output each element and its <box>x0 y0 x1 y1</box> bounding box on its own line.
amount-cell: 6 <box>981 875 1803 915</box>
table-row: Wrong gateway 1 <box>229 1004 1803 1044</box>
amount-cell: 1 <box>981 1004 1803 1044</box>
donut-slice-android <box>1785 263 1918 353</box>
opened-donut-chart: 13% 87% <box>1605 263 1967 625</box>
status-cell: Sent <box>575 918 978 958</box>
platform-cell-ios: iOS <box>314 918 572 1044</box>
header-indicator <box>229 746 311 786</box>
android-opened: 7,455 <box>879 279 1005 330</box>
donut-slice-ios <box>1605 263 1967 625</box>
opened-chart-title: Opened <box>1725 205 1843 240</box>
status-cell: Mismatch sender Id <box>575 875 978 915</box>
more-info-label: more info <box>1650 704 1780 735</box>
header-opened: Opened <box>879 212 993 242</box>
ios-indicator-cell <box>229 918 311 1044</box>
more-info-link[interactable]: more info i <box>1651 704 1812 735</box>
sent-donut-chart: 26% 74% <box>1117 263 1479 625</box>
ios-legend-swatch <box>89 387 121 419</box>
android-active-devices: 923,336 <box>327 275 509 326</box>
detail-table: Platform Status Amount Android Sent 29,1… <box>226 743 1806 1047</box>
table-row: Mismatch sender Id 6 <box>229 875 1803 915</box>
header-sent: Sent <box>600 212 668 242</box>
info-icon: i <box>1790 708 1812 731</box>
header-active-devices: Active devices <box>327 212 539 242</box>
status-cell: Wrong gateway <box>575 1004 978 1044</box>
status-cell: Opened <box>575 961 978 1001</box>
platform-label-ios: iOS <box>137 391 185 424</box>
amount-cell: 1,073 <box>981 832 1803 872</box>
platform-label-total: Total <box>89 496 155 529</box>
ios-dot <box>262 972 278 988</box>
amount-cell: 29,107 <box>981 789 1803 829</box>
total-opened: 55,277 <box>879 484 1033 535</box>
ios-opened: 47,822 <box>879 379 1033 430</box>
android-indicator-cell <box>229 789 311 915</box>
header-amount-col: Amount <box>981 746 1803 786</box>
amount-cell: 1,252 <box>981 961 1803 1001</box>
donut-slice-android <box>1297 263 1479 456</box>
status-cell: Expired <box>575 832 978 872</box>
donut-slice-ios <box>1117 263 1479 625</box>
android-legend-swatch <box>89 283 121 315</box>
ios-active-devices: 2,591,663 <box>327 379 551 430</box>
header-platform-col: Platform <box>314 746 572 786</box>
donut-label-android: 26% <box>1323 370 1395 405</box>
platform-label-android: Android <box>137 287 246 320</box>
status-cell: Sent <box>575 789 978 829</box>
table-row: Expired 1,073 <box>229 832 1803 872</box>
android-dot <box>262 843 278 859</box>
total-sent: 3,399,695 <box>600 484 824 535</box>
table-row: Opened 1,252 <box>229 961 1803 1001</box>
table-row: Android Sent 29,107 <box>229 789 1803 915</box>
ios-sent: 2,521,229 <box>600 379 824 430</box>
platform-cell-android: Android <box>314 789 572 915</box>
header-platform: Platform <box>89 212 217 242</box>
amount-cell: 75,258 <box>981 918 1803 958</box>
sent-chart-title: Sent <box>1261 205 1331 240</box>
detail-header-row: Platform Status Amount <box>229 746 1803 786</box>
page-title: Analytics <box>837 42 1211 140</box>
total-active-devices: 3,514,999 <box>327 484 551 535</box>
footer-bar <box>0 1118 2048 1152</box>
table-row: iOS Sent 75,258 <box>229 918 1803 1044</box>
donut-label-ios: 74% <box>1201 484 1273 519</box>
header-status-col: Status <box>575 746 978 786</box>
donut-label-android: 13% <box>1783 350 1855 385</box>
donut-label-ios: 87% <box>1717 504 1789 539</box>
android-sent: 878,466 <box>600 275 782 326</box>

(GIVEN INSTRUCTION): Convert every line of the records above into a Markdown table with two columns, Row for the row number and Line for the line, and leave out blank lines.

(WRITTEN RESPONSE):
| Row | Line |
|---|---|
| 1 | output each element and its <box>x0 y0 x1 y1</box> bounding box on its own line. |
| 2 | amount-cell: 6 <box>981 875 1803 915</box> |
| 3 | table-row: Wrong gateway 1 <box>229 1004 1803 1044</box> |
| 4 | amount-cell: 1 <box>981 1004 1803 1044</box> |
| 5 | donut-slice-android <box>1785 263 1918 353</box> |
| 6 | opened-donut-chart: 13% 87% <box>1605 263 1967 625</box> |
| 7 | status-cell: Sent <box>575 918 978 958</box> |
| 8 | platform-cell-ios: iOS <box>314 918 572 1044</box> |
| 9 | header-indicator <box>229 746 311 786</box> |
| 10 | android-opened: 7,455 <box>879 279 1005 330</box> |
| 11 | donut-slice-ios <box>1605 263 1967 625</box> |
| 12 | opened-chart-title: Opened <box>1725 205 1843 240</box> |
| 13 | status-cell: Mismatch sender Id <box>575 875 978 915</box> |
| 14 | more-info-label: more info <box>1650 704 1780 735</box> |
| 15 | header-opened: Opened <box>879 212 993 242</box> |
| 16 | ios-indicator-cell <box>229 918 311 1044</box> |
| 17 | more-info-link[interactable]: more info i <box>1651 704 1812 735</box> |
| 18 | sent-donut-chart: 26% 74% <box>1117 263 1479 625</box> |
| 19 | ios-legend-swatch <box>89 387 121 419</box> |
| 20 | android-active-devices: 923,336 <box>327 275 509 326</box> |
| 21 | detail-table: Platform Status Amount Android Sent 29,1… <box>226 743 1806 1047</box> |
| 22 | table-row: Mismatch sender Id 6 <box>229 875 1803 915</box> |
| 23 | header-sent: Sent <box>600 212 668 242</box> |
| 24 | info-icon: i <box>1790 708 1812 731</box> |
| 25 | header-active-devices: Active devices <box>327 212 539 242</box> |
| 26 | status-cell: Wrong gateway <box>575 1004 978 1044</box> |
| 27 | status-cell: Opened <box>575 961 978 1001</box> |
| 28 | platform-label-ios: iOS <box>137 391 185 424</box> |
| 29 | amount-cell: 1,073 <box>981 832 1803 872</box> |
| 30 | platform-label-total: Total <box>89 496 155 529</box> |
| 31 | ios-dot <box>262 972 278 988</box> |
| 32 | amount-cell: 29,107 <box>981 789 1803 829</box> |
| 33 | total-opened: 55,277 <box>879 484 1033 535</box> |
| 34 | ios-opened: 47,822 <box>879 379 1033 430</box> |
| 35 | android-indicator-cell <box>229 789 311 915</box> |
| 36 | header-amount-col: Amount <box>981 746 1803 786</box> |
| 37 | amount-cell: 1,252 <box>981 961 1803 1001</box> |
| 38 | donut-slice-android <box>1297 263 1479 456</box> |
| 39 | status-cell: Expired <box>575 832 978 872</box> |
| 40 | donut-slice-ios <box>1117 263 1479 625</box> |
| 41 | android-legend-swatch <box>89 283 121 315</box> |
| 42 | ios-active-devices: 2,591,663 <box>327 379 551 430</box> |
| 43 | header-platform-col: Platform <box>314 746 572 786</box> |
| 44 | donut-label-android: 26% <box>1323 370 1395 405</box> |
| 45 | platform-label-android: Android <box>137 287 246 320</box> |
| 46 | status-cell: Sent <box>575 789 978 829</box> |
| 47 | table-row: Expired 1,073 <box>229 832 1803 872</box> |
| 48 | android-dot <box>262 843 278 859</box> |
| 49 | total-sent: 3,399,695 <box>600 484 824 535</box> |
| 50 | table-row: Opened 1,252 <box>229 961 1803 1001</box> |
| 51 | table-row: Android Sent 29,107 <box>229 789 1803 915</box> |
| 52 | ios-sent: 2,521,229 <box>600 379 824 430</box> |
| 53 | platform-cell-android: Android <box>314 789 572 915</box> |
| 54 | header-platform: Platform <box>89 212 217 242</box> |
| 55 | amount-cell: 75,258 <box>981 918 1803 958</box> |
| 56 | sent-chart-title: Sent <box>1261 205 1331 240</box> |
| 57 | detail-header-row: Platform Status Amount <box>229 746 1803 786</box> |
| 58 | page-title: Analytics <box>837 42 1211 140</box> |
| 59 | total-active-devices: 3,514,999 <box>327 484 551 535</box> |
| 60 | footer-bar <box>0 1118 2048 1152</box> |
| 61 | table-row: iOS Sent 75,258 <box>229 918 1803 1044</box> |
| 62 | donut-label-ios: 74% <box>1201 484 1273 519</box> |
| 63 | header-status-col: Status <box>575 746 978 786</box> |
| 64 | donut-label-android: 13% <box>1783 350 1855 385</box> |
| 65 | donut-label-ios: 87% <box>1717 504 1789 539</box> |
| 66 | android-sent: 878,466 <box>600 275 782 326</box> |